## What you are asked to do
Omit all images. Write out the rest of the material exactly.

## Stored data
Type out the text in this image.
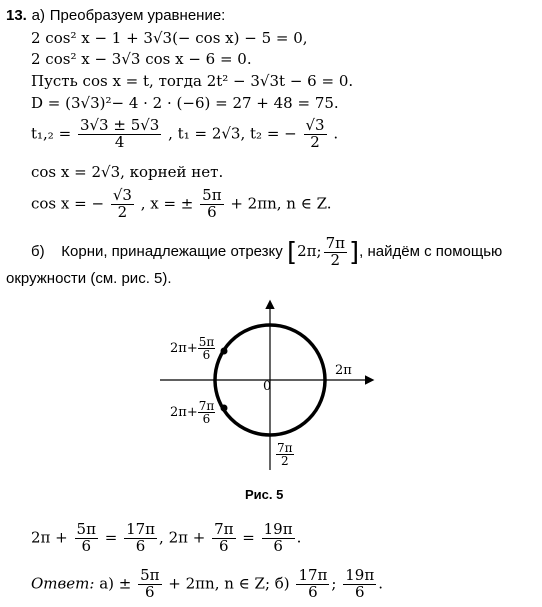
13. а) Преобразуем уравнение:
2 cos² x − 1 + 3√3(− cos x) − 5 = 0,
2 cos² x − 3√3 cos x − 6 = 0.
Пусть cos x = t, тогда 2t² − 3√3t − 6 = 0.
D = (3√3)²− 4 · 2 · (−6) = 27 + 48 = 75.
$t_1,_2 = \frac{3√3 \pm 5√3}{4}$ , t₁ = 2√3, t₂ = − $\frac{√3}{2}$ .
cos x = 2√3, корней нет.
cos x = − $\frac{√3}{2}$ , x = ± $\frac{5\pi}{6} + 2\pi n$, n ∈ Z.
б) Корни, принадлежащие отрезку [2π; $\frac{7\pi}{2}$ ], найдём с помощью
окружности (см. рис. 5).
$2\pi+ \frac{5\pi}{6}$
$2\pi+ \frac{7\pi}{6}$
0
2π
$\frac{7\pi}{2}$
Рис. 5
$2\pi + \frac{5\pi}{6} = \frac{17\pi}{6}$ , $2\pi + \frac{7\pi}{6} = \frac{19\pi}{6}$ .
Ответ: $а) \pm \frac{5\pi}{6} + 2\pi n$, n ∈ Z; $б) \frac{17\pi}{6}$ ; $\frac{19\pi}{6}$ .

## Solved exercise
Type out the text in this image.
13. а) Преобразуем уравнение:
2 cos² x − 1 + 3√3(− cos x) − 5 = 0,
2 cos² x − 3√3 cos x − 6 = 0.
Пусть cos x = t, тогда 2t² − 3√3t − 6 = 0.
D = (3√3)²− 4 · 2 · (−6) = 27 + 48 = 75.
$t_1,_2 = \frac{3√3 \pm 5√3}{4}$ , t₁ = 2√3, t₂ = − $\frac{√3}{2}$ .
cos x = 2√3, корней нет.
cos x = − $\frac{√3}{2}$ , x = ± $\frac{5\pi}{6} + 2\pi n$, n ∈ Z.
б) Корни, принадлежащие отрезку [2π; $\frac{7\pi}{2}$ ], найдём с помощью
окружности (см. рис. 5).
$2\pi+ \frac{5\pi}{6}$
$2\pi+ \frac{7\pi}{6}$
0
2π
$\frac{7\pi}{2}$
Рис. 5
$2\pi + \frac{5\pi}{6} = \frac{17\pi}{6}$ , $2\pi + \frac{7\pi}{6} = \frac{19\pi}{6}$ .
Ответ: $а) \pm \frac{5\pi}{6} + 2\pi n$, n ∈ Z; $б) \frac{17\pi}{6}$ ; $\frac{19\pi}{6}$ .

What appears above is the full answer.